*The task*.
Reproduce, unchanged, only the rows starting at the one that contains "pay-request-card[interactable]: 请你快来帮我付个款~ ¥ 16.40" and ending at the one that contains "card-divider — [110, 1553, 698, 1554]", with both of those rows included.

Visual layout annotation data:
* * * * * * *

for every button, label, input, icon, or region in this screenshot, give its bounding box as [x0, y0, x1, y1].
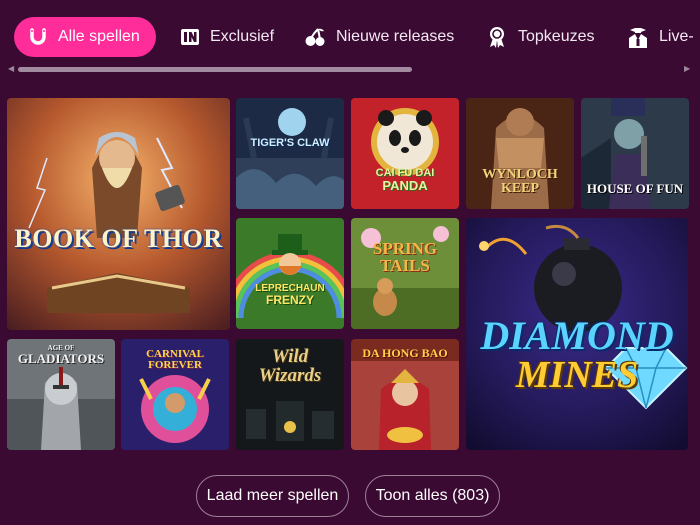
title-line: MINES: [515, 354, 639, 396]
tab-top-picks[interactable]: Topkeuzes: [486, 17, 595, 57]
game-tile-book-of-thor[interactable]: BOOK OF THOR: [7, 98, 230, 330]
scroll-right-arrow-icon[interactable]: ▶: [684, 65, 690, 73]
in-badge-icon: [181, 29, 199, 45]
horseshoe-icon: [30, 28, 46, 45]
game-tile-wynloch-keep[interactable]: WYNLOCH KEEP: [466, 98, 574, 209]
title-line: DIAMOND: [480, 313, 674, 358]
tab-new-releases[interactable]: Nieuwe releases: [304, 17, 454, 57]
game-tile-diamond-mines[interactable]: DIAMOND MINES: [466, 218, 688, 450]
dealer-icon: [629, 28, 647, 48]
scrollbar-thumb[interactable]: [18, 67, 412, 72]
game-title: WYNLOCH KEEP: [466, 168, 574, 196]
game-title: Wild Wizards: [236, 347, 344, 385]
tab-label: Exclusief: [210, 28, 275, 45]
game-title: LEPRECHAUN FRENZY: [236, 284, 344, 307]
leprechaun-frenzy-artwork: [236, 218, 344, 329]
game-tile-cai-fu-dai-panda[interactable]: CAI FU DAI PANDA: [351, 98, 459, 209]
game-title: CAI FU DAI PANDA: [351, 168, 459, 193]
title-line: FRENZY: [266, 293, 314, 307]
game-tile-leprechaun-frenzy[interactable]: LEPRECHAUN FRENZY: [236, 218, 344, 329]
tab-label: Alle spellen: [58, 28, 140, 45]
cherries-icon: [305, 28, 325, 46]
scroll-left-arrow-icon[interactable]: ◀: [8, 65, 14, 73]
game-title: SPRING TAILS: [351, 240, 459, 274]
game-tile-house-of-fun[interactable]: HOUSE OF FUN: [581, 98, 689, 209]
title-line: KEEP: [500, 181, 540, 196]
tab-label: Live-: [659, 28, 694, 45]
title-line: Wizards: [258, 365, 322, 386]
game-tile-da-hong-bao[interactable]: DA HONG BAO: [351, 339, 459, 450]
game-tile-wild-wizards[interactable]: Wild Wizards: [236, 339, 344, 450]
game-title: AGE OF GLADIATORS: [7, 345, 115, 366]
game-tile-age-of-gladiators[interactable]: AGE OF GLADIATORS: [7, 339, 115, 450]
title-line: GLADIATORS: [17, 351, 105, 366]
game-title: DIAMOND MINES: [466, 313, 688, 396]
tab-all-games[interactable]: Alle spellen: [14, 17, 156, 57]
tigers-claw-artwork: [236, 98, 344, 209]
game-title: TIGER'S CLAW: [250, 137, 330, 149]
show-all-games-button[interactable]: Toon alles (803): [365, 475, 500, 517]
title-line: TAILS: [380, 256, 430, 275]
game-title: DA HONG BAO: [362, 346, 448, 360]
tab-scrollbar[interactable]: ◀ ▶: [0, 62, 700, 76]
tab-live[interactable]: Live-: [627, 17, 694, 57]
category-tab-bar: Alle spellen Exclusief Nieuwe releases T…: [0, 0, 700, 62]
title-line: PANDA: [382, 178, 428, 193]
title-line: Wild: [271, 346, 309, 367]
tab-label: Nieuwe releases: [336, 28, 455, 45]
tab-label: Topkeuzes: [518, 28, 595, 45]
game-title: BOOK OF THOR: [14, 224, 223, 253]
title-line: FOREVER: [148, 359, 202, 371]
award-ribbon-icon: [490, 27, 504, 48]
book-of-thor-artwork: [7, 98, 230, 330]
load-more-games-button[interactable]: Laad meer spellen: [196, 475, 349, 517]
game-title: HOUSE OF FUN: [586, 181, 684, 196]
game-tile-spring-tails[interactable]: SPRING TAILS: [351, 218, 459, 329]
tab-exclusive[interactable]: Exclusief: [180, 17, 274, 57]
title-line: WYNLOCH: [482, 167, 558, 182]
game-title: CARNIVAL FOREVER: [121, 349, 229, 371]
game-tile-tigers-claw[interactable]: TIGER'S CLAW: [236, 98, 344, 209]
title-line: SPRING: [372, 239, 438, 258]
game-tile-carnival-forever[interactable]: CARNIVAL FOREVER: [121, 339, 229, 450]
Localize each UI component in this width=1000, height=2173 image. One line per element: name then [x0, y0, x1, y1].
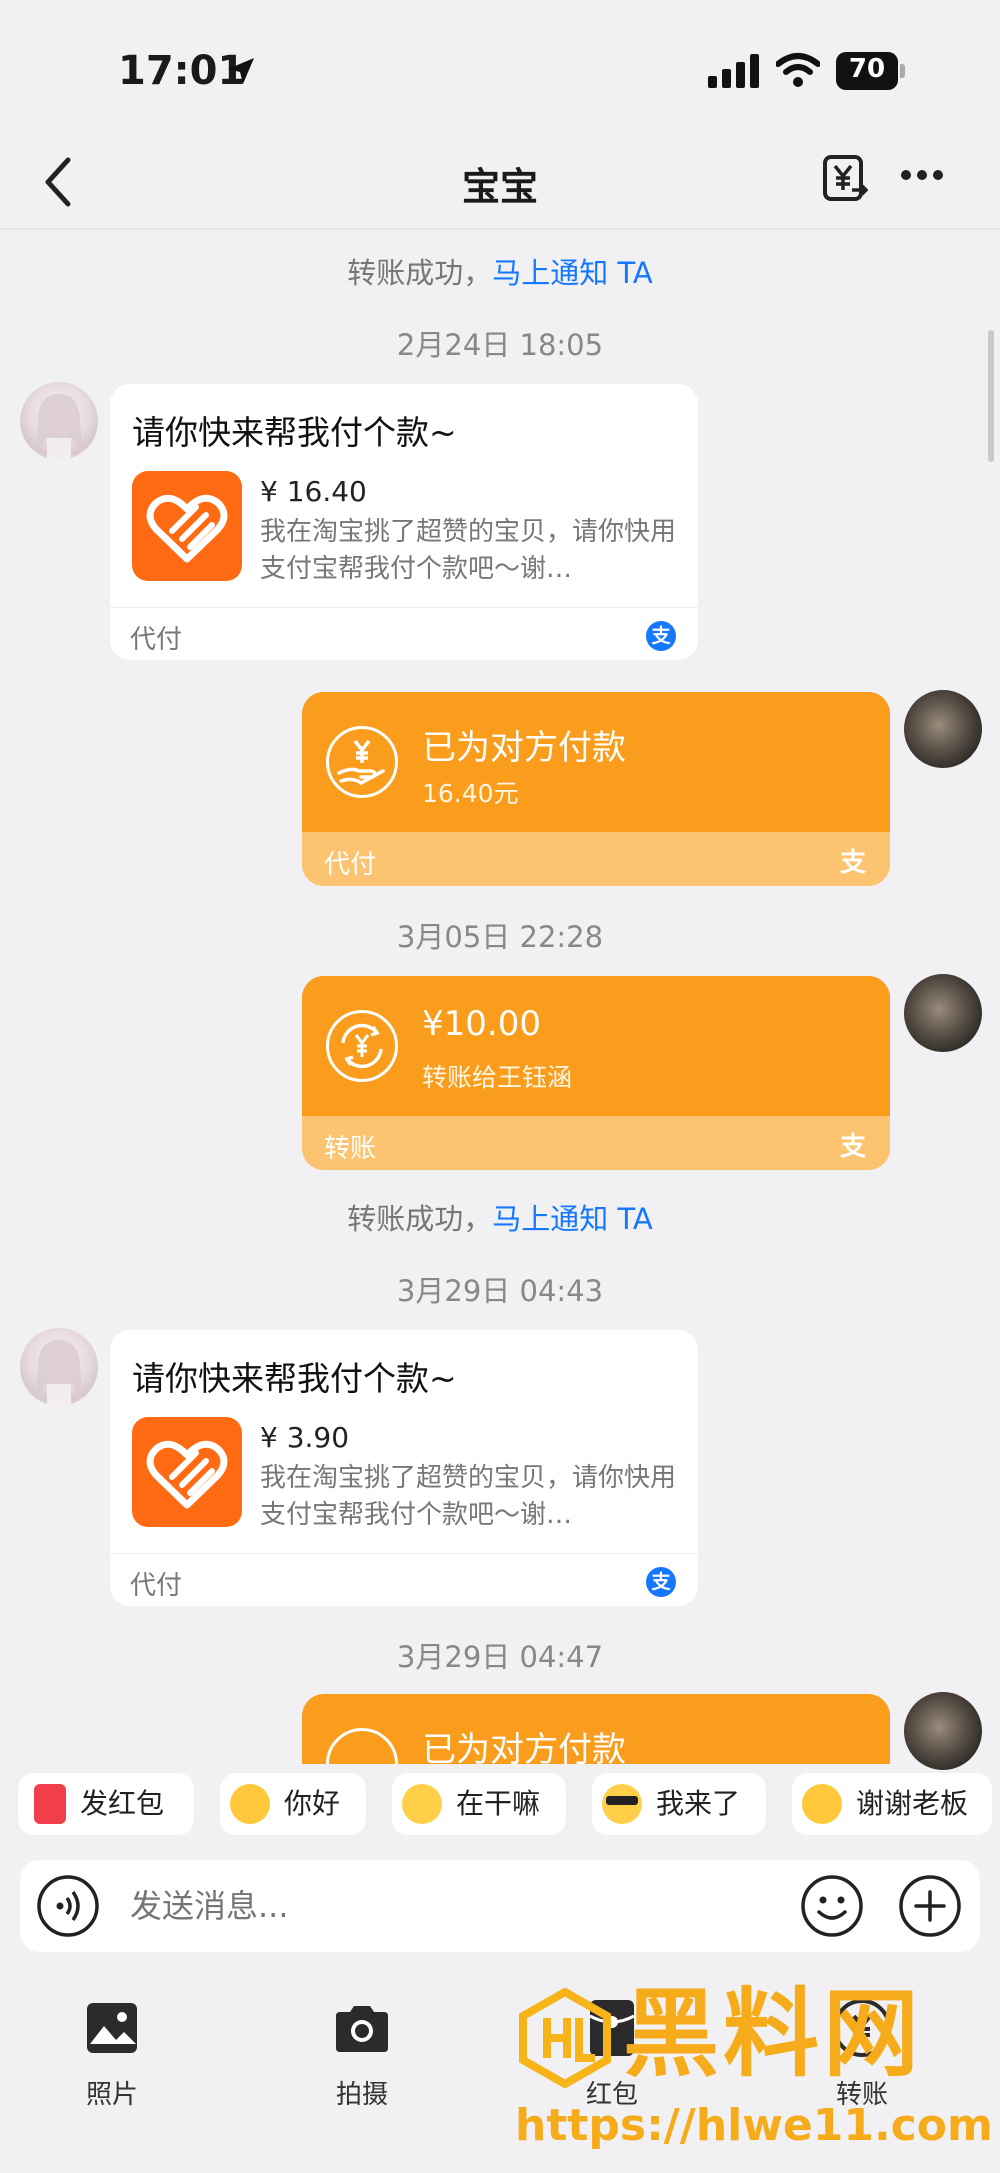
pay-request-card[interactable]: 请你快来帮我付个款~ ¥ 16.40 我在淘宝挑了超赞的宝贝，请你快用支付宝帮我… — [110, 384, 698, 660]
message-input-bar — [20, 1860, 980, 1952]
sunglasses-emoji-icon — [602, 1784, 642, 1824]
camera-icon — [336, 2006, 388, 2052]
request-description: 我在淘宝挑了超赞的宝贝，请你快用支付宝帮我付个款吧～谢… — [260, 517, 677, 584]
quick-reply-label: 谢谢老板 — [856, 1787, 969, 1820]
voice-icon[interactable] — [36, 1874, 100, 1938]
paid-title: 已为对方付款 — [422, 728, 626, 768]
status-bar: 17:01 70 — [0, 0, 1000, 140]
add-icon[interactable] — [898, 1874, 962, 1938]
card-divider — [110, 607, 698, 608]
pay-request-card[interactable]: 请你快来帮我付个款~ ¥ 3.90 我在淘宝挑了超赞的宝贝，请你快用支付宝帮我付… — [110, 1330, 698, 1606]
battery-tip — [900, 64, 905, 78]
alipay-icon: 支 — [839, 1132, 866, 1162]
yuan-hand-icon — [326, 726, 398, 798]
transfer-footer-label: 转账 — [324, 1134, 377, 1164]
notify-link[interactable]: 马上通知 TA — [492, 256, 653, 290]
timestamp: 3月29日 04:47 — [396, 1640, 604, 1674]
taobao-heart-icon — [132, 471, 242, 581]
more-icon[interactable] — [900, 168, 944, 182]
request-description: 我在淘宝挑了超赞的宝贝，请你快用支付宝帮我付个款吧～谢… — [260, 1463, 677, 1530]
quick-reply-thanks-boss[interactable]: 谢谢老板 — [792, 1773, 992, 1835]
timestamp: 3月05日 22:28 — [396, 920, 604, 954]
request-title: 请你快来帮我付个款~ — [132, 1359, 457, 1398]
watermark-brand: 黑料网 — [623, 1978, 923, 2090]
thanks-emoji-icon — [802, 1784, 842, 1824]
battery-level: 70 — [848, 54, 886, 84]
system-message: 转账成功，马上通知 TA — [0, 1196, 1000, 1238]
my-avatar[interactable] — [904, 690, 982, 768]
request-footer-label: 代付 — [130, 1571, 183, 1601]
nav-bar: 宝宝 — [0, 140, 1000, 230]
red-packet-icon — [34, 1784, 66, 1824]
contact-avatar[interactable] — [20, 1328, 98, 1406]
tool-label: 拍摄 — [335, 2080, 388, 2110]
quick-reply-bar: 发红包 你好 在干嘛 我来了 谢谢老板 — [0, 1773, 1000, 1841]
request-price: ¥ 3.90 — [260, 1421, 350, 1454]
wave-emoji-icon — [230, 1784, 270, 1824]
photo-icon — [87, 2003, 137, 2053]
my-avatar[interactable] — [904, 1692, 982, 1770]
paid-title: 已为对方付款 — [422, 1730, 626, 1764]
taobao-heart-icon — [132, 1417, 242, 1527]
alipay-icon: 支 — [646, 1567, 676, 1597]
transfer-amount: ¥10.00 — [422, 1004, 541, 1044]
watermark-logo-icon — [519, 1988, 611, 2088]
quick-reply-label: 在干嘛 — [456, 1787, 541, 1820]
quick-reply-label: 发红包 — [80, 1787, 165, 1820]
card-divider — [110, 1553, 698, 1554]
transfer-recipient: 转账给王钰涵 — [422, 1063, 573, 1092]
watermark-url: https://hlwe11.com — [515, 2100, 993, 2151]
timestamp: 3月29日 04:43 — [396, 1274, 604, 1308]
yuan-hand-icon — [326, 1728, 398, 1764]
request-title: 请你快来帮我付个款~ — [132, 413, 457, 452]
system-text: 转账成功， — [347, 256, 493, 290]
quick-reply-hello[interactable]: 你好 — [220, 1773, 366, 1835]
timestamp: 2月24日 18:05 — [396, 328, 604, 362]
paid-card-footer — [302, 832, 890, 886]
alipay-icon: 支 — [839, 848, 866, 878]
transfer-cycle-icon — [326, 1010, 398, 1082]
paid-amount: 16.40元 — [422, 779, 519, 808]
notify-link[interactable]: 马上通知 TA — [492, 1202, 653, 1236]
transfer-record-icon[interactable] — [822, 154, 868, 204]
quick-reply-red-packet[interactable]: 发红包 — [18, 1773, 194, 1835]
paid-footer-label: 代付 — [324, 850, 377, 880]
transfer-card[interactable]: ¥10.00 转账给王钰涵 转账 支 — [302, 976, 890, 1170]
request-price: ¥ 16.40 — [260, 475, 367, 508]
contact-avatar[interactable] — [20, 382, 98, 460]
signal-icon — [708, 54, 759, 88]
system-message: 转账成功，马上通知 TA — [0, 250, 1000, 292]
quick-reply-label: 你好 — [284, 1787, 341, 1820]
system-text: 转账成功， — [347, 1202, 493, 1236]
alipay-icon: 支 — [646, 621, 676, 651]
wifi-icon — [776, 53, 820, 87]
location-arrow-icon — [228, 58, 254, 84]
curious-emoji-icon — [402, 1784, 442, 1824]
quick-reply-coming[interactable]: 我来了 — [592, 1773, 766, 1835]
message-input[interactable] — [130, 1878, 690, 1934]
quick-reply-what-doing[interactable]: 在干嘛 — [392, 1773, 566, 1835]
battery-icon: 70 — [836, 52, 898, 90]
my-avatar[interactable] — [904, 974, 982, 1052]
request-footer-label: 代付 — [130, 625, 183, 655]
transfer-card-footer — [302, 1116, 890, 1170]
emoji-icon[interactable] — [800, 1874, 864, 1938]
tool-label: 照片 — [85, 2080, 138, 2110]
watermark: 黑料网 https://hlwe11.com — [515, 1978, 995, 2168]
paid-card[interactable]: 已为对方付款 16.40元 代付 支 — [302, 692, 890, 886]
quick-reply-label: 我来了 — [656, 1787, 741, 1820]
paid-card[interactable]: 已为对方付款 — [302, 1694, 890, 1764]
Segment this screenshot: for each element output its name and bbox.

* * * * * * *

*Solution for this exercise*.
pay-request-card[interactable]: 请你快来帮我付个款~ ¥ 16.40 我在淘宝挑了超赞的宝贝，请你快用支付宝帮我… — [110, 384, 698, 660]
message-input-bar — [20, 1860, 980, 1952]
sunglasses-emoji-icon — [602, 1784, 642, 1824]
camera-icon — [336, 2006, 388, 2052]
request-description: 我在淘宝挑了超赞的宝贝，请你快用支付宝帮我付个款吧～谢… — [260, 517, 677, 584]
quick-reply-label: 谢谢老板 — [856, 1787, 969, 1820]
voice-icon[interactable] — [36, 1874, 100, 1938]
paid-title: 已为对方付款 — [422, 728, 626, 768]
status-bar: 17:01 70 — [0, 0, 1000, 140]
add-icon[interactable] — [898, 1874, 962, 1938]
card-divider — [110, 607, 698, 608]
pay-request-card[interactable]: 请你快来帮我付个款~ ¥ 3.90 我在淘宝挑了超赞的宝贝，请你快用支付宝帮我付… — [110, 1330, 698, 1606]
battery-tip — [900, 64, 905, 78]
alipay-icon: 支 — [839, 1132, 866, 1162]
yuan-hand-icon — [326, 726, 398, 798]
transfer-footer-label: 转账 — [324, 1134, 377, 1164]
notify-link[interactable]: 马上通知 TA — [492, 256, 653, 290]
timestamp: 3月29日 04:47 — [396, 1640, 604, 1674]
taobao-heart-icon — [132, 471, 242, 581]
more-icon[interactable] — [900, 168, 944, 182]
request-description: 我在淘宝挑了超赞的宝贝，请你快用支付宝帮我付个款吧～谢… — [260, 1463, 677, 1530]
quick-reply-thanks-boss[interactable]: 谢谢老板 — [792, 1773, 992, 1835]
timestamp: 3月05日 22:28 — [396, 920, 604, 954]
request-title: 请你快来帮我付个款~ — [132, 1359, 457, 1398]
watermark-brand: 黑料网 — [623, 1978, 923, 2090]
thanks-emoji-icon — [802, 1784, 842, 1824]
battery-level: 70 — [848, 54, 886, 84]
system-message: 转账成功，马上通知 TA — [0, 1196, 1000, 1238]
my-avatar[interactable] — [904, 690, 982, 768]
request-footer-label: 代付 — [130, 1571, 183, 1601]
nav-bar: 宝宝 — [0, 140, 1000, 230]
red-packet-icon — [34, 1784, 66, 1824]
contact-avatar[interactable] — [20, 1328, 98, 1406]
tool-label: 拍摄 — [335, 2080, 388, 2110]
quick-reply-bar: 发红包 你好 在干嘛 我来了 谢谢老板 — [0, 1773, 1000, 1841]
request-price: ¥ 3.90 — [260, 1421, 350, 1454]
wave-emoji-icon — [230, 1784, 270, 1824]
photo-icon — [87, 2003, 137, 2053]
my-avatar[interactable] — [904, 1692, 982, 1770]
paid-title: 已为对方付款 — [422, 1730, 626, 1764]
taobao-heart-icon — [132, 1417, 242, 1527]
alipay-icon: 支 — [646, 1567, 676, 1597]
transfer-amount: ¥10.00 — [422, 1004, 541, 1044]
watermark-logo-icon — [519, 1988, 611, 2088]
quick-reply-label: 在干嘛 — [456, 1787, 541, 1820]
quick-reply-label: 发红包 — [80, 1787, 165, 1820]
card-divider — [110, 1553, 698, 1554]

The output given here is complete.